▸ **SET EXERCISE**: Rewrite all of the records below, swapping every occurrence of "bee-icon" for "honeybee-icon" and leaving everything else unchanged.

Element placement data
↓↓↓
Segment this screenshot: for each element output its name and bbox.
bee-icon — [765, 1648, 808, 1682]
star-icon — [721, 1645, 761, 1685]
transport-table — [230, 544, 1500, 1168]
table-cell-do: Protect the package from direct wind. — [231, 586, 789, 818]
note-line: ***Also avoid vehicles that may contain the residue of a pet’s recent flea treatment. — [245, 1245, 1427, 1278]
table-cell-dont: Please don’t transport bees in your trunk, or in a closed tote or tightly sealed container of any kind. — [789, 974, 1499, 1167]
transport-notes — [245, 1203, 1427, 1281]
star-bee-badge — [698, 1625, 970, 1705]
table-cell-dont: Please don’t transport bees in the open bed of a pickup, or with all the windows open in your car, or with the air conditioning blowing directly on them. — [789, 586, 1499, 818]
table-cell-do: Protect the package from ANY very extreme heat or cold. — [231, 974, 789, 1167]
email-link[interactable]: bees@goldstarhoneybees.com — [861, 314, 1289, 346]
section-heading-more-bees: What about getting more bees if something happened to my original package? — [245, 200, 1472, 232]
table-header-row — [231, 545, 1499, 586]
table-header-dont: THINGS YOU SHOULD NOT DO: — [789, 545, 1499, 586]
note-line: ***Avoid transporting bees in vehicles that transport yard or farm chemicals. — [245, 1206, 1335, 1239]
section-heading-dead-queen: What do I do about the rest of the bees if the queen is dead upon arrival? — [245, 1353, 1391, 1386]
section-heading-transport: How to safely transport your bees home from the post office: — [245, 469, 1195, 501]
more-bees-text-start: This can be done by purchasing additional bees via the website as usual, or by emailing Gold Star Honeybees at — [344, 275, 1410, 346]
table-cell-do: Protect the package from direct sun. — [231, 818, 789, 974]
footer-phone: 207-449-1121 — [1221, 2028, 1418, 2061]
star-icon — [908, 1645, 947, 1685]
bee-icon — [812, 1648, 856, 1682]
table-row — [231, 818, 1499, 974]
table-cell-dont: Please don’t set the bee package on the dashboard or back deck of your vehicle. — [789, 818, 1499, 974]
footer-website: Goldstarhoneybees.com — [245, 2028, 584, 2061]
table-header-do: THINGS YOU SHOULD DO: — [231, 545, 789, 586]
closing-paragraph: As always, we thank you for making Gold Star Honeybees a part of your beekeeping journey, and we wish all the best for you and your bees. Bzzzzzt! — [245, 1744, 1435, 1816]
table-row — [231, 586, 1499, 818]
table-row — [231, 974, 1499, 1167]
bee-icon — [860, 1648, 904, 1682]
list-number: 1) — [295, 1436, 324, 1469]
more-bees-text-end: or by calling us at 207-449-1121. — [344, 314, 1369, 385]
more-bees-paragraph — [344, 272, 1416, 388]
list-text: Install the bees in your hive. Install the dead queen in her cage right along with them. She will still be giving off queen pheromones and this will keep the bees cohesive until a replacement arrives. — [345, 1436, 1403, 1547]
↑↑↑
▸ **SOLUTION TO THIS TASK**:
Segment this screenshot: for each element output its name and bbox.
honeybee-icon — [765, 1648, 808, 1682]
star-icon — [721, 1645, 761, 1685]
transport-table — [230, 544, 1500, 1168]
table-cell-do: Protect the package from direct wind. — [231, 586, 789, 818]
note-line: ***Also avoid vehicles that may contain the residue of a pet’s recent flea treatment. — [245, 1245, 1427, 1278]
table-cell-dont: Please don’t transport bees in your trunk, or in a closed tote or tightly sealed container of any kind. — [789, 974, 1499, 1167]
transport-notes — [245, 1203, 1427, 1281]
star-bee-badge — [698, 1625, 970, 1705]
table-cell-dont: Please don’t transport bees in the open bed of a pickup, or with all the windows open in your car, or with the air conditioning blowing directly on them. — [789, 586, 1499, 818]
table-cell-do: Protect the package from ANY very extreme heat or cold. — [231, 974, 789, 1167]
email-link[interactable]: bees@goldstarhoneybees.com — [861, 314, 1289, 346]
section-heading-more-bees: What about getting more bees if something happened to my original package? — [245, 200, 1472, 232]
table-header-row — [231, 545, 1499, 586]
table-header-dont: THINGS YOU SHOULD NOT DO: — [789, 545, 1499, 586]
note-line: ***Avoid transporting bees in vehicles that transport yard or farm chemicals. — [245, 1206, 1335, 1239]
section-heading-dead-queen: What do I do about the rest of the bees if the queen is dead upon arrival? — [245, 1353, 1391, 1386]
section-heading-transport: How to safely transport your bees home from the post office: — [245, 469, 1195, 501]
more-bees-text-start: This can be done by purchasing additional bees via the website as usual, or by emailing Gold Star Honeybees at — [344, 275, 1410, 346]
table-cell-do: Protect the package from direct sun. — [231, 818, 789, 974]
footer-phone: 207-449-1121 — [1221, 2028, 1418, 2061]
star-icon — [908, 1645, 947, 1685]
honeybee-icon — [812, 1648, 856, 1682]
table-row — [231, 818, 1499, 974]
table-cell-dont: Please don’t set the bee package on the dashboard or back deck of your vehicle. — [789, 818, 1499, 974]
footer-website: Goldstarhoneybees.com — [245, 2028, 584, 2061]
table-header-do: THINGS YOU SHOULD DO: — [231, 545, 789, 586]
closing-paragraph: As always, we thank you for making Gold Star Honeybees a part of your beekeeping journey, and we wish all the best for you and your bees. Bzzzzzt! — [245, 1744, 1435, 1816]
table-row — [231, 586, 1499, 818]
table-row — [231, 974, 1499, 1167]
honeybee-icon — [860, 1648, 904, 1682]
list-number: 1) — [295, 1436, 324, 1469]
more-bees-text-end: or by calling us at 207-449-1121. — [344, 314, 1369, 385]
more-bees-paragraph — [344, 272, 1416, 388]
list-text: Install the bees in your hive. Install the dead queen in her cage right along with them. She will still be giving off queen pheromones and this will keep the bees cohesive until a replacement arrives. — [345, 1436, 1403, 1547]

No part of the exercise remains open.